▸ Given problem
Work out how many lines of the data hold the string "Complaint", and reply with that number alone.

— Start Data rows —

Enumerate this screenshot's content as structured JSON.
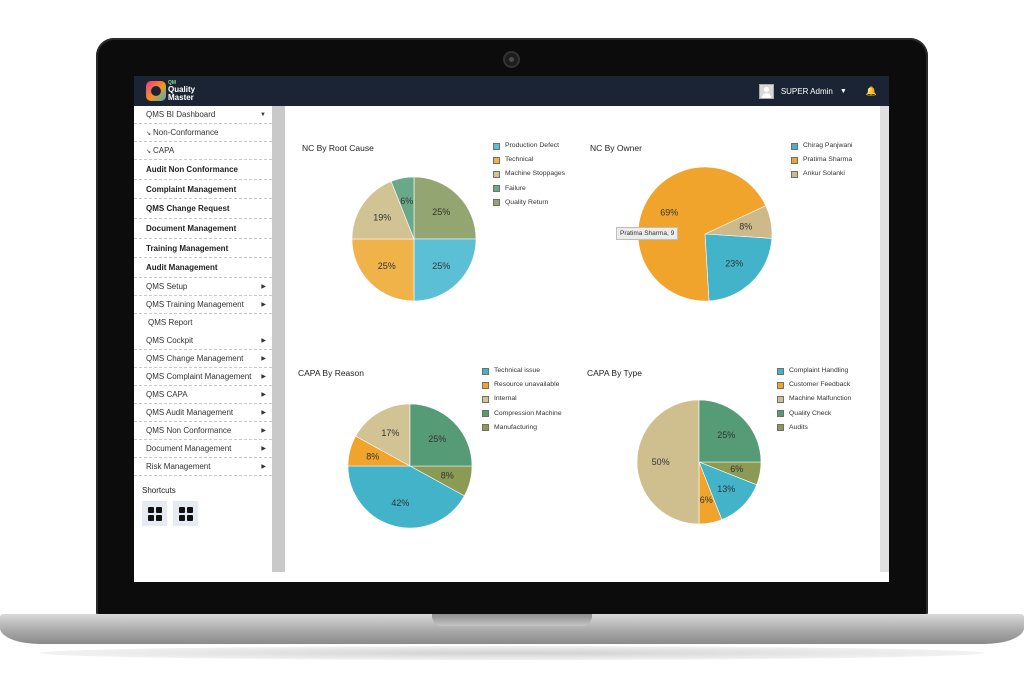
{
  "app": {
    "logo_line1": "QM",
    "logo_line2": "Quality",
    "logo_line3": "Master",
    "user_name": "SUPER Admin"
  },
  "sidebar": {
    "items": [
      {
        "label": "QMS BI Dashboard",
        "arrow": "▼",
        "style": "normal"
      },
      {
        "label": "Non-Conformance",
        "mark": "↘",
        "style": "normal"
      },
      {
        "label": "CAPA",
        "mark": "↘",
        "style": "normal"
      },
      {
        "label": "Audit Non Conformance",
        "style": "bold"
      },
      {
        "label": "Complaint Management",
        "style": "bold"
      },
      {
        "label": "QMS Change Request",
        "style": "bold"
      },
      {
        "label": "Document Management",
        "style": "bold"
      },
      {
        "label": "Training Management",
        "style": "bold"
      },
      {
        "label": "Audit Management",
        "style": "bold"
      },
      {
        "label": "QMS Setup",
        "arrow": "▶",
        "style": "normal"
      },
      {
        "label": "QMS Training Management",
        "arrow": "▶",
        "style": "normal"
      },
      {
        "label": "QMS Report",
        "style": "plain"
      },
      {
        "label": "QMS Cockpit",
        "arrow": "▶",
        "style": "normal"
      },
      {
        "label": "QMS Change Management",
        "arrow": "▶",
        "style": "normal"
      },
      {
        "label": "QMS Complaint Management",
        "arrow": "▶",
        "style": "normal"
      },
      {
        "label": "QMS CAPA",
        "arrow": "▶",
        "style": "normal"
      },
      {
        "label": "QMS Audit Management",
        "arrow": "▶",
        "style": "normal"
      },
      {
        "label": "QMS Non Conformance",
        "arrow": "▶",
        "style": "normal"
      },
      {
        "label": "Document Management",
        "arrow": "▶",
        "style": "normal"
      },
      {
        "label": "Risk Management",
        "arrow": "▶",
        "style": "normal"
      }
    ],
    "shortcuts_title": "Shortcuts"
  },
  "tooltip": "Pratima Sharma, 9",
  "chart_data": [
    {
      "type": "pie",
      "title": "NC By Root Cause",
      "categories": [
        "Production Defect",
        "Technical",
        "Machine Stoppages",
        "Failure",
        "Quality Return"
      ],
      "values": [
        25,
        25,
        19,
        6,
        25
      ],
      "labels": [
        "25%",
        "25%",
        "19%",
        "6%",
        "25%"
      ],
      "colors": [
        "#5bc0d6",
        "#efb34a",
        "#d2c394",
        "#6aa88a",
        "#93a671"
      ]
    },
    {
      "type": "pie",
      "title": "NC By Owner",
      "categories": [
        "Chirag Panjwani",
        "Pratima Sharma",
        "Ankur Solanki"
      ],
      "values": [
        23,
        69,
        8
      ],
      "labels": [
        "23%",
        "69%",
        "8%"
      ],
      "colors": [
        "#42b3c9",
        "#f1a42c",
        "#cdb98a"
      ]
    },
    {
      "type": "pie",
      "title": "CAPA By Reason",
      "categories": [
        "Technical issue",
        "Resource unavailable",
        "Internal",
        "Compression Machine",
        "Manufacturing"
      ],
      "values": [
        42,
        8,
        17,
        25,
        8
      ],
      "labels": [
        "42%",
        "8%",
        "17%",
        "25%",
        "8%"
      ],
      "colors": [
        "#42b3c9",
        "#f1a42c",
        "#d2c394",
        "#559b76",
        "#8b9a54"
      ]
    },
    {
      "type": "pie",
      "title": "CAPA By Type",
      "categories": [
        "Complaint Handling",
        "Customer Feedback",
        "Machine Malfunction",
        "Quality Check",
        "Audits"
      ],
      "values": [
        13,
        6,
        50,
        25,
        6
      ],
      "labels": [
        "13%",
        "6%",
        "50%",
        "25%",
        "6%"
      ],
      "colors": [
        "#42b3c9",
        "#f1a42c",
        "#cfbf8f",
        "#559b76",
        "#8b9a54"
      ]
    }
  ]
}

— End Data rows —
— Start Data rows —

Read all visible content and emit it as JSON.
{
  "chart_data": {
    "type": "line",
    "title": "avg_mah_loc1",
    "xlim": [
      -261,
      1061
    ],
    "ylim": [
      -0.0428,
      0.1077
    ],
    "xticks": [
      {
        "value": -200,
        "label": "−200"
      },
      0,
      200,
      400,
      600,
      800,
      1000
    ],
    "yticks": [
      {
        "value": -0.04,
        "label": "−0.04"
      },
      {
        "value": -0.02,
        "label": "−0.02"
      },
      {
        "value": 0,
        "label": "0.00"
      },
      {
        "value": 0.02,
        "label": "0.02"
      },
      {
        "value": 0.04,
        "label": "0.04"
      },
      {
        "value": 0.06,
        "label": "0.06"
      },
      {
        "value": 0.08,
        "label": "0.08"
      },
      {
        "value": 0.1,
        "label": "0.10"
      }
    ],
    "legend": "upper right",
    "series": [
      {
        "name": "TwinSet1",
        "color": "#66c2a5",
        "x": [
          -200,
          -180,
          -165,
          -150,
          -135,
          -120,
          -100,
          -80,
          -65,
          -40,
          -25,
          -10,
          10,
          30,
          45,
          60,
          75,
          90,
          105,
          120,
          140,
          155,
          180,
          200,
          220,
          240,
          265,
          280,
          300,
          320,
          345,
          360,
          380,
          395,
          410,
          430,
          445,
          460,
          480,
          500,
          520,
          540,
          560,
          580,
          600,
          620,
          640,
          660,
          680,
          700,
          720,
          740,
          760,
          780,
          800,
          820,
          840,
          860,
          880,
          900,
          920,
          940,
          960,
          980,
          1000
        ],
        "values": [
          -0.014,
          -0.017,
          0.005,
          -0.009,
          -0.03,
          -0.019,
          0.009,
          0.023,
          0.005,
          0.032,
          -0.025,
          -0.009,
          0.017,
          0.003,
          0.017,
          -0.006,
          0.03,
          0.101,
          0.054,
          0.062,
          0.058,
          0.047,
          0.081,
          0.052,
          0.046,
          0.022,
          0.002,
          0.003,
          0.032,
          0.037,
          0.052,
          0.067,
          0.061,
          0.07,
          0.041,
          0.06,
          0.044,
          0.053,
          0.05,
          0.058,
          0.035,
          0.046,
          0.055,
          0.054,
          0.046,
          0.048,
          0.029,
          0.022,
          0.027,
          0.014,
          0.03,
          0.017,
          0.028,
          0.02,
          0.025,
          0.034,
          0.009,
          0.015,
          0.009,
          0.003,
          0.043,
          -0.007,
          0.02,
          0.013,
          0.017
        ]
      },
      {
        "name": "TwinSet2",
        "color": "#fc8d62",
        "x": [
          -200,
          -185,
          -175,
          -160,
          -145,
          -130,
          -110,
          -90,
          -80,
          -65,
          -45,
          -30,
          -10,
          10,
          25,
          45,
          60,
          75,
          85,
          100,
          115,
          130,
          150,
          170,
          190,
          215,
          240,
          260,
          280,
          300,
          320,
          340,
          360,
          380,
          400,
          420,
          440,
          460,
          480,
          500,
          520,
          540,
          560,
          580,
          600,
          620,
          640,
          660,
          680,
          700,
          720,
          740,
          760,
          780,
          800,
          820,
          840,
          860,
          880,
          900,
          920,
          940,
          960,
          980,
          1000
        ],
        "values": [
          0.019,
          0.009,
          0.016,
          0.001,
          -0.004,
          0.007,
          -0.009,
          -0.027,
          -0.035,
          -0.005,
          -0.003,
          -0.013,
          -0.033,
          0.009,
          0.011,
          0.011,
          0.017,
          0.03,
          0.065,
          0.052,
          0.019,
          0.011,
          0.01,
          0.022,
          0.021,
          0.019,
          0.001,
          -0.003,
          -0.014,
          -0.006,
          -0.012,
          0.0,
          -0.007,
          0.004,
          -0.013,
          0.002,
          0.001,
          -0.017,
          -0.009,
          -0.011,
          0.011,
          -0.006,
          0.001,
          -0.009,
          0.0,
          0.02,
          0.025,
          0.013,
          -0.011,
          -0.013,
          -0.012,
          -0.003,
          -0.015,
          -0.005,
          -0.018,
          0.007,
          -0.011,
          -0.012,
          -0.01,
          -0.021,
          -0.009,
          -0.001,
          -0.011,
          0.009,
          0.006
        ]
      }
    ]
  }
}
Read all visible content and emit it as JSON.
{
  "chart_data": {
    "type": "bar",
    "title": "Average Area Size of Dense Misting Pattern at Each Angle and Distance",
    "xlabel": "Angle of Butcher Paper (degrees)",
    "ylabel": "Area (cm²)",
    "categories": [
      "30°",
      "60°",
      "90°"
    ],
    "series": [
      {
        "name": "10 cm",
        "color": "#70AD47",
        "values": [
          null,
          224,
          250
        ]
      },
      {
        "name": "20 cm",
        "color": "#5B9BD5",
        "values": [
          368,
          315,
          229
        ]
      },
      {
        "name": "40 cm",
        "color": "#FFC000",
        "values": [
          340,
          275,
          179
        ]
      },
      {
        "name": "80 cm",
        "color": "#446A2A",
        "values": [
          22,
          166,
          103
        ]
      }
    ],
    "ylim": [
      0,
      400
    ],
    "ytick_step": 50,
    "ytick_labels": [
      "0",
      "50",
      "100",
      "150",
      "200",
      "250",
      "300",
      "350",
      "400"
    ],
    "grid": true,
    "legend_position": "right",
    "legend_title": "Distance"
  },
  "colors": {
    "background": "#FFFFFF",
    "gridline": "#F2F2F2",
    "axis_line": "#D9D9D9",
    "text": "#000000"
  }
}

— End Data rows —

▸ Exercise result
3